::: DATASET EXTRACT

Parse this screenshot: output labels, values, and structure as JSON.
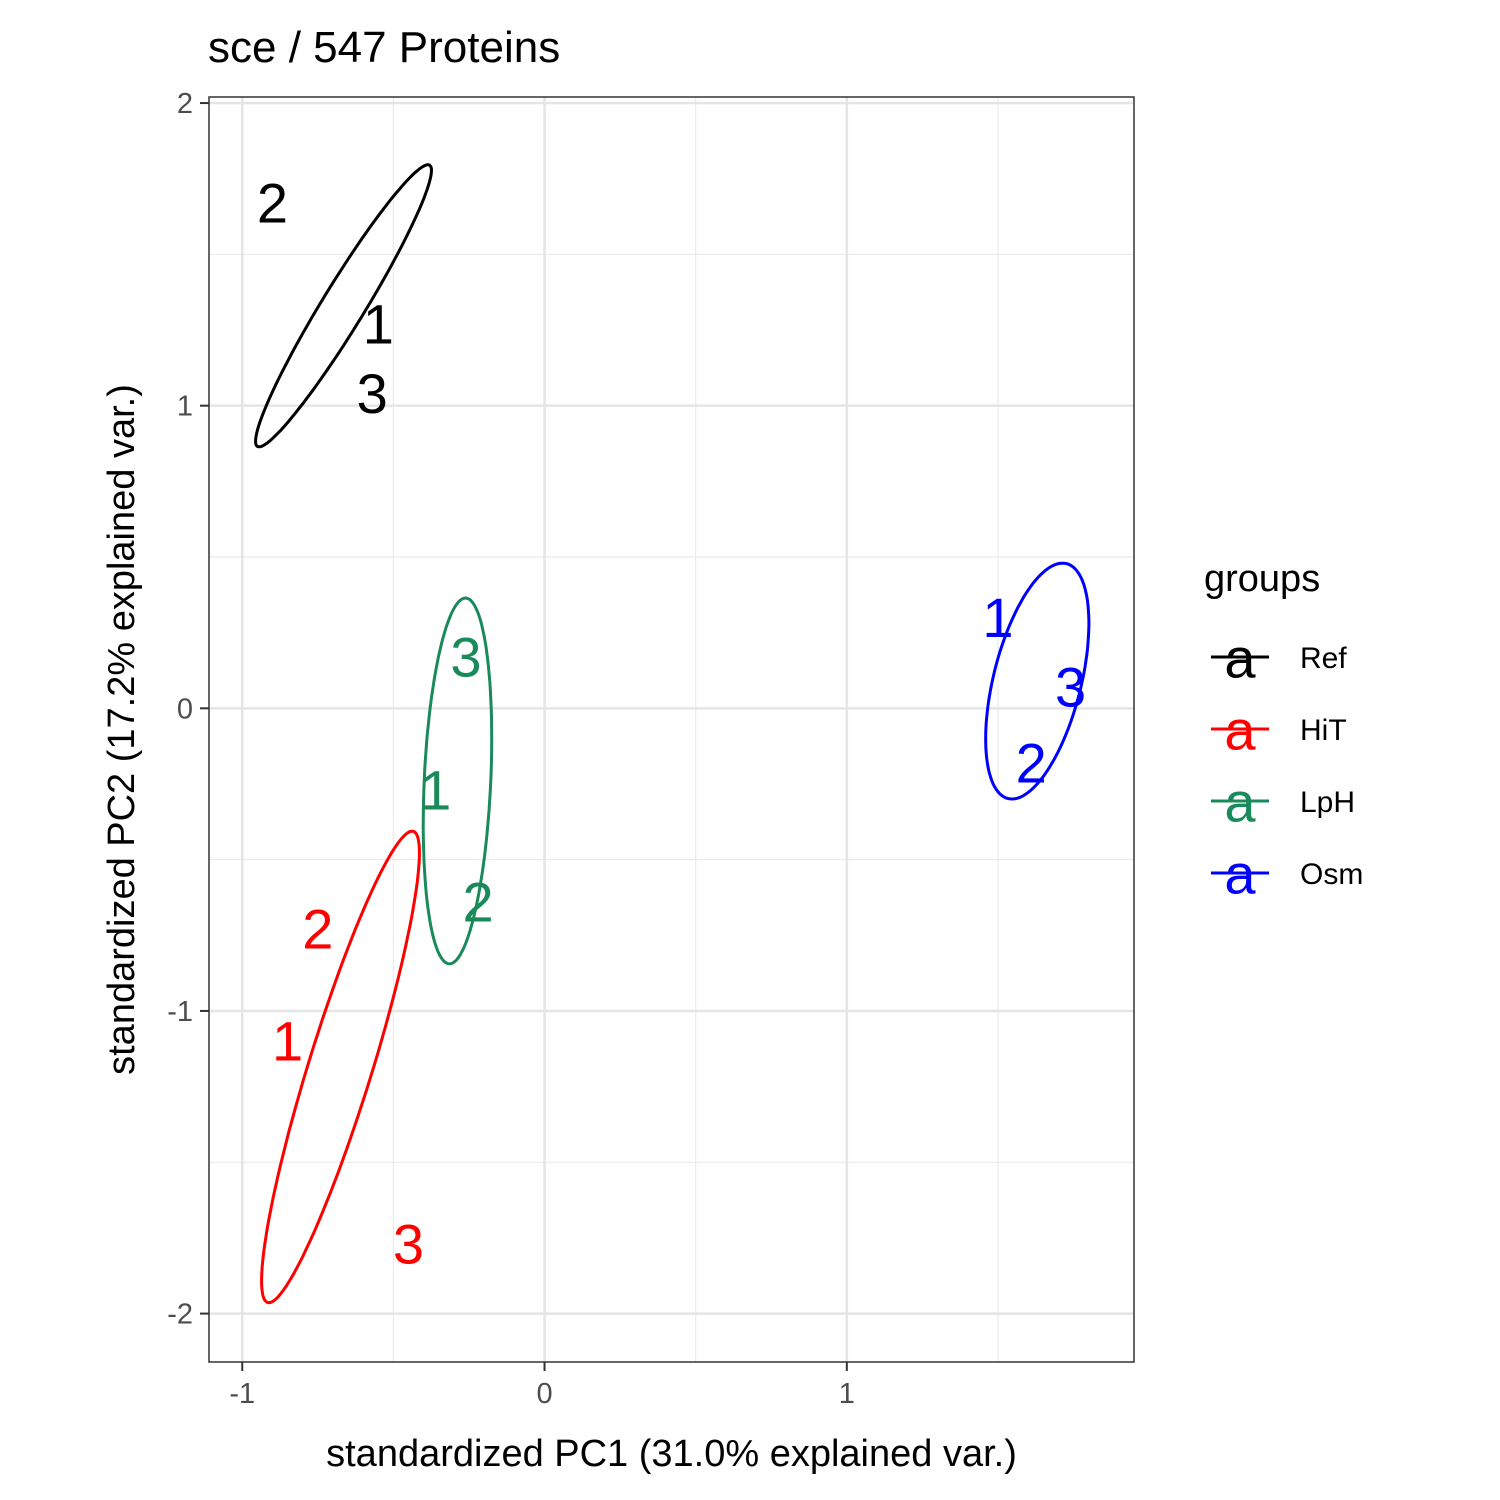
{
  "chart_data": {
    "type": "scatter",
    "title": "sce /  547  Proteins",
    "xlabel": "standardized PC1 (31.0% explained var.)",
    "ylabel": "standardized PC2 (17.2% explained var.)",
    "xlim": [
      -1.11,
      1.95
    ],
    "ylim": [
      -2.16,
      2.02
    ],
    "x_ticks": [
      -1,
      0,
      1
    ],
    "x_tick_labels": [
      "-1",
      "0",
      "1"
    ],
    "y_ticks": [
      -2,
      -1,
      0,
      1,
      2
    ],
    "y_tick_labels": [
      "-2",
      "-1",
      "0",
      "1",
      "2"
    ],
    "grid": true,
    "legend": {
      "title": "groups",
      "position": "right",
      "key_glyph": "a"
    },
    "series": [
      {
        "name": "Ref",
        "color": "#000000",
        "points": [
          {
            "label": "1",
            "x": -0.55,
            "y": 1.27
          },
          {
            "label": "2",
            "x": -0.9,
            "y": 1.67
          },
          {
            "label": "3",
            "x": -0.57,
            "y": 1.04
          }
        ],
        "ellipse": {
          "cx": -0.665,
          "cy": 1.33,
          "rx": 0.545,
          "ry": 0.07,
          "angle_deg": 58.5
        }
      },
      {
        "name": "HiT",
        "color": "#ff0000",
        "points": [
          {
            "label": "1",
            "x": -0.85,
            "y": -1.1
          },
          {
            "label": "2",
            "x": -0.75,
            "y": -0.73
          },
          {
            "label": "3",
            "x": -0.45,
            "y": -1.77
          }
        ],
        "ellipse": {
          "cx": -0.675,
          "cy": -1.185,
          "rx": 0.815,
          "ry": 0.105,
          "angle_deg": 72.8
        }
      },
      {
        "name": "LpH",
        "color": "#1a8a5a",
        "points": [
          {
            "label": "1",
            "x": -0.36,
            "y": -0.27
          },
          {
            "label": "2",
            "x": -0.22,
            "y": -0.64
          },
          {
            "label": "3",
            "x": -0.26,
            "y": 0.17
          }
        ],
        "ellipse": {
          "cx": -0.288,
          "cy": -0.24,
          "rx": 0.605,
          "ry": 0.11,
          "angle_deg": 87.4
        }
      },
      {
        "name": "Osm",
        "color": "#0000ff",
        "points": [
          {
            "label": "1",
            "x": 1.5,
            "y": 0.3
          },
          {
            "label": "2",
            "x": 1.61,
            "y": -0.18
          },
          {
            "label": "3",
            "x": 1.74,
            "y": 0.07
          }
        ],
        "ellipse": {
          "cx": 1.63,
          "cy": 0.09,
          "rx": 0.4,
          "ry": 0.145,
          "angle_deg": 76.0
        }
      }
    ]
  }
}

::::::

DESCRIPTION OF THE TASK> Set down all of the entries precisely and keep the pictures out of the copy.

EXERCISE OUTPUT>
Parse this screenshot: output labels, values, and structure as JSON.
{
  "chart_data": {
    "type": "scatter",
    "title": "sce /  547  Proteins",
    "xlabel": "standardized PC1 (31.0% explained var.)",
    "ylabel": "standardized PC2 (17.2% explained var.)",
    "xlim": [
      -1.11,
      1.95
    ],
    "ylim": [
      -2.16,
      2.02
    ],
    "x_ticks": [
      -1,
      0,
      1
    ],
    "x_tick_labels": [
      "-1",
      "0",
      "1"
    ],
    "y_ticks": [
      -2,
      -1,
      0,
      1,
      2
    ],
    "y_tick_labels": [
      "-2",
      "-1",
      "0",
      "1",
      "2"
    ],
    "grid": true,
    "legend": {
      "title": "groups",
      "position": "right",
      "key_glyph": "a"
    },
    "series": [
      {
        "name": "Ref",
        "color": "#000000",
        "points": [
          {
            "label": "1",
            "x": -0.55,
            "y": 1.27
          },
          {
            "label": "2",
            "x": -0.9,
            "y": 1.67
          },
          {
            "label": "3",
            "x": -0.57,
            "y": 1.04
          }
        ],
        "ellipse": {
          "cx": -0.665,
          "cy": 1.33,
          "rx": 0.545,
          "ry": 0.07,
          "angle_deg": 58.5
        }
      },
      {
        "name": "HiT",
        "color": "#ff0000",
        "points": [
          {
            "label": "1",
            "x": -0.85,
            "y": -1.1
          },
          {
            "label": "2",
            "x": -0.75,
            "y": -0.73
          },
          {
            "label": "3",
            "x": -0.45,
            "y": -1.77
          }
        ],
        "ellipse": {
          "cx": -0.675,
          "cy": -1.185,
          "rx": 0.815,
          "ry": 0.105,
          "angle_deg": 72.8
        }
      },
      {
        "name": "LpH",
        "color": "#1a8a5a",
        "points": [
          {
            "label": "1",
            "x": -0.36,
            "y": -0.27
          },
          {
            "label": "2",
            "x": -0.22,
            "y": -0.64
          },
          {
            "label": "3",
            "x": -0.26,
            "y": 0.17
          }
        ],
        "ellipse": {
          "cx": -0.288,
          "cy": -0.24,
          "rx": 0.605,
          "ry": 0.11,
          "angle_deg": 87.4
        }
      },
      {
        "name": "Osm",
        "color": "#0000ff",
        "points": [
          {
            "label": "1",
            "x": 1.5,
            "y": 0.3
          },
          {
            "label": "2",
            "x": 1.61,
            "y": -0.18
          },
          {
            "label": "3",
            "x": 1.74,
            "y": 0.07
          }
        ],
        "ellipse": {
          "cx": 1.63,
          "cy": 0.09,
          "rx": 0.4,
          "ry": 0.145,
          "angle_deg": 76.0
        }
      }
    ]
  }
}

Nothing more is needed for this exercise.